--- START Recorded data ---

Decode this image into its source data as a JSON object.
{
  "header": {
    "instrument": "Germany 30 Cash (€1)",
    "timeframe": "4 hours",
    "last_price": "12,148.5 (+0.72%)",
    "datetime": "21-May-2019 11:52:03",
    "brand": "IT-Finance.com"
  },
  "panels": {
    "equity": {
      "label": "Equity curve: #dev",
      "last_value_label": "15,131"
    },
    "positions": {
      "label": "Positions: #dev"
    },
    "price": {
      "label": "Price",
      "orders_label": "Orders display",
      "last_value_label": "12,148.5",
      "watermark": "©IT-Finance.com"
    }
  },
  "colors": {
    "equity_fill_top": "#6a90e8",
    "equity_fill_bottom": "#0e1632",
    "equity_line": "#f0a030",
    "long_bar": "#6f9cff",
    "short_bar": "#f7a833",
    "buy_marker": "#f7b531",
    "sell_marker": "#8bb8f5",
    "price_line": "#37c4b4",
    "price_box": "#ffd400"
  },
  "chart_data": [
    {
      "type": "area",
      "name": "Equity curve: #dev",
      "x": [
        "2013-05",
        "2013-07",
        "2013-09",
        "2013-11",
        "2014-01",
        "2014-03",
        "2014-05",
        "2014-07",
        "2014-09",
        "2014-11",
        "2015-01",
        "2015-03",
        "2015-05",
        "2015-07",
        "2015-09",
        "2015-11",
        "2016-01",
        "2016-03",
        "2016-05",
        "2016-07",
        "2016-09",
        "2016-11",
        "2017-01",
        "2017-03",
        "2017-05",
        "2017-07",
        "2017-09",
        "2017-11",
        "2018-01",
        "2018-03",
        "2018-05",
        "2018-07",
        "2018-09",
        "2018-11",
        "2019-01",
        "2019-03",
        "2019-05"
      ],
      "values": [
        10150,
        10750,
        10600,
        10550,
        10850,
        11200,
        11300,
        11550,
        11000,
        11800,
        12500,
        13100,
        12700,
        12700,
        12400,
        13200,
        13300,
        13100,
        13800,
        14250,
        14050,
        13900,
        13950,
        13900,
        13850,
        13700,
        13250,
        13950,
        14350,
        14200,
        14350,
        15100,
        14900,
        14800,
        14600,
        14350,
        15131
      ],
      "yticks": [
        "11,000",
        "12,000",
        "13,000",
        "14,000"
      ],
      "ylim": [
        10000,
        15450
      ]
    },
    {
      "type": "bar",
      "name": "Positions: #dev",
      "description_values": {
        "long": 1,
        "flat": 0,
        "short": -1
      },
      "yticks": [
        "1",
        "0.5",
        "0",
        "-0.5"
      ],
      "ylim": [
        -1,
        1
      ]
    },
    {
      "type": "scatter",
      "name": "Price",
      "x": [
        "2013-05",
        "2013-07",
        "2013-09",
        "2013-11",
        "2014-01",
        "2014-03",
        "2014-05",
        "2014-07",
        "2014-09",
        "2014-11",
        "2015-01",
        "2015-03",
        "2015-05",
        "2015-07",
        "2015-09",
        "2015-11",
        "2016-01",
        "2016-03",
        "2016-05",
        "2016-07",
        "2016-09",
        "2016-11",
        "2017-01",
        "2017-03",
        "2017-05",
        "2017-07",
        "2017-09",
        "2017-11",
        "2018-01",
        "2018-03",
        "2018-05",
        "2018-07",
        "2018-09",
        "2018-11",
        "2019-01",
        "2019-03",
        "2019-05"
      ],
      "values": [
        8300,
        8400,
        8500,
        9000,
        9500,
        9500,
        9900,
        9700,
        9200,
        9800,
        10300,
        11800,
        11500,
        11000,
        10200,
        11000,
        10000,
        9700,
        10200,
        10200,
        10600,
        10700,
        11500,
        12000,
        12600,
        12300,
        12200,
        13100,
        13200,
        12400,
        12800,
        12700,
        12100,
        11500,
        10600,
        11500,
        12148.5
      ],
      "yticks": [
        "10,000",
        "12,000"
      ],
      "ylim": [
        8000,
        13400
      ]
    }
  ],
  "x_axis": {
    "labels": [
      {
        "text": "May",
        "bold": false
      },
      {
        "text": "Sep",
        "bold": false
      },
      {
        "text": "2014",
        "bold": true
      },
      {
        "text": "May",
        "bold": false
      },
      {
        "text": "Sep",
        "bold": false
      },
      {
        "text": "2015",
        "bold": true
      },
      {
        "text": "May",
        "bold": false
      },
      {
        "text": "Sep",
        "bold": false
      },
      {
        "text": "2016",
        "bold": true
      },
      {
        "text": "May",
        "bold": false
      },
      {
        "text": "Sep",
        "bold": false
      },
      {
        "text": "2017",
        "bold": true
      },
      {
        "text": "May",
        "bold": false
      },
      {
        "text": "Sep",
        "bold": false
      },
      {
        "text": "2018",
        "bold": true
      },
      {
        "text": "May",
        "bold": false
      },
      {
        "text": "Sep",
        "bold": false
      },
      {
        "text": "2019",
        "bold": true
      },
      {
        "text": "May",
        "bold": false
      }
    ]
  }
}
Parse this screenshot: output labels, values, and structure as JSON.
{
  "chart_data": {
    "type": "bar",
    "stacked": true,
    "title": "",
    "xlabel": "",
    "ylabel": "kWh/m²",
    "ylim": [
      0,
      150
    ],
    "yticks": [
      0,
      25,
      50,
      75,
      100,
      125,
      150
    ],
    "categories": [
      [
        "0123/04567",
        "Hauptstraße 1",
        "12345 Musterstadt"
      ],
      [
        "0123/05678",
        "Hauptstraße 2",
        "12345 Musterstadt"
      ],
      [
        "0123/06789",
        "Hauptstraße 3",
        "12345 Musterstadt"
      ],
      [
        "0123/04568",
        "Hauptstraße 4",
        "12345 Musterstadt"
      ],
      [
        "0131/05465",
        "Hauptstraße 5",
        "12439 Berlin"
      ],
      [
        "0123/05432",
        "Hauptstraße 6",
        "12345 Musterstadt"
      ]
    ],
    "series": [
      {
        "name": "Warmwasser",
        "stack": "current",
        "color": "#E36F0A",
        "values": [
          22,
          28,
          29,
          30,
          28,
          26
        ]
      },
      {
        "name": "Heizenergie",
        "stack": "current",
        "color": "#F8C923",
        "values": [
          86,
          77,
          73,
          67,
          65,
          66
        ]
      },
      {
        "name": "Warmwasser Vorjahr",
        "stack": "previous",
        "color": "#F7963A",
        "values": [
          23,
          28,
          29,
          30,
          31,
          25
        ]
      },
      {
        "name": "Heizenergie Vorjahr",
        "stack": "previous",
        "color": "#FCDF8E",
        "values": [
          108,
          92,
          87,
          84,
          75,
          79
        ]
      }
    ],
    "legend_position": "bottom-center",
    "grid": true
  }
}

--- END Recorded data ---

## Exercise description
Search the data for "Heizenergie". Copy every line that has it.

## Answer for the task
        "name": "Heizenergie",
        "name": "Heizenergie Vorjahr",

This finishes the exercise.